SET PROBLEM:
Below is a set of records; print all of them exactly as written.

Dataset listings of figures:
+++

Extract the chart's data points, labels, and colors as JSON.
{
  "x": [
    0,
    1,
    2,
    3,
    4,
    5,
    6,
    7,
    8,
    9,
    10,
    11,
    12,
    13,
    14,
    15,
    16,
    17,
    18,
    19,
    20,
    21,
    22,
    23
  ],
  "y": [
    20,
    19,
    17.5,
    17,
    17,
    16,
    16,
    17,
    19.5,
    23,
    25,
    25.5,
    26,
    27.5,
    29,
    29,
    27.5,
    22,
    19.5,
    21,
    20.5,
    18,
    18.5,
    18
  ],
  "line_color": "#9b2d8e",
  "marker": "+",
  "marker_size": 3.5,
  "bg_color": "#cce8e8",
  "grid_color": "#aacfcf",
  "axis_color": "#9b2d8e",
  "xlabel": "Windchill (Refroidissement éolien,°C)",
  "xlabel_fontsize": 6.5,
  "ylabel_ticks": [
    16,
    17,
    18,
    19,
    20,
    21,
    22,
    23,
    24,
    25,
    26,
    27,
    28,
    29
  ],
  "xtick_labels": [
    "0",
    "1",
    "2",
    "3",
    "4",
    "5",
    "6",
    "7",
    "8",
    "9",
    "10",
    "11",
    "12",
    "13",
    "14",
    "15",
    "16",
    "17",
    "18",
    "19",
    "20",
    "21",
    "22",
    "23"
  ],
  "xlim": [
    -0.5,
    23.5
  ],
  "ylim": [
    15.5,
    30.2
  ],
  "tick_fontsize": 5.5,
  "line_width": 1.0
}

+++

SOLUTION TO THE PROBLEM:
Extract the chart's data points, labels, and colors as JSON.
{
  "x": [
    0,
    1,
    2,
    3,
    4,
    5,
    6,
    7,
    8,
    9,
    10,
    11,
    12,
    13,
    14,
    15,
    16,
    17,
    18,
    19,
    20,
    21,
    22,
    23
  ],
  "y": [
    20,
    19,
    17.5,
    17,
    17,
    16,
    16,
    17,
    19.5,
    23,
    25,
    25.5,
    26,
    27.5,
    29,
    29,
    27.5,
    22,
    19.5,
    21,
    20.5,
    18,
    18.5,
    18
  ],
  "line_color": "#9b2d8e",
  "marker": "+",
  "marker_size": 3.5,
  "bg_color": "#cce8e8",
  "grid_color": "#aacfcf",
  "axis_color": "#9b2d8e",
  "xlabel": "Windchill (Refroidissement éolien,°C)",
  "xlabel_fontsize": 6.5,
  "ylabel_ticks": [
    16,
    17,
    18,
    19,
    20,
    21,
    22,
    23,
    24,
    25,
    26,
    27,
    28,
    29
  ],
  "xtick_labels": [
    "0",
    "1",
    "2",
    "3",
    "4",
    "5",
    "6",
    "7",
    "8",
    "9",
    "10",
    "11",
    "12",
    "13",
    "14",
    "15",
    "16",
    "17",
    "18",
    "19",
    "20",
    "21",
    "22",
    "23"
  ],
  "xlim": [
    -0.5,
    23.5
  ],
  "ylim": [
    15.5,
    30.2
  ],
  "tick_fontsize": 5.5,
  "line_width": 1.0
}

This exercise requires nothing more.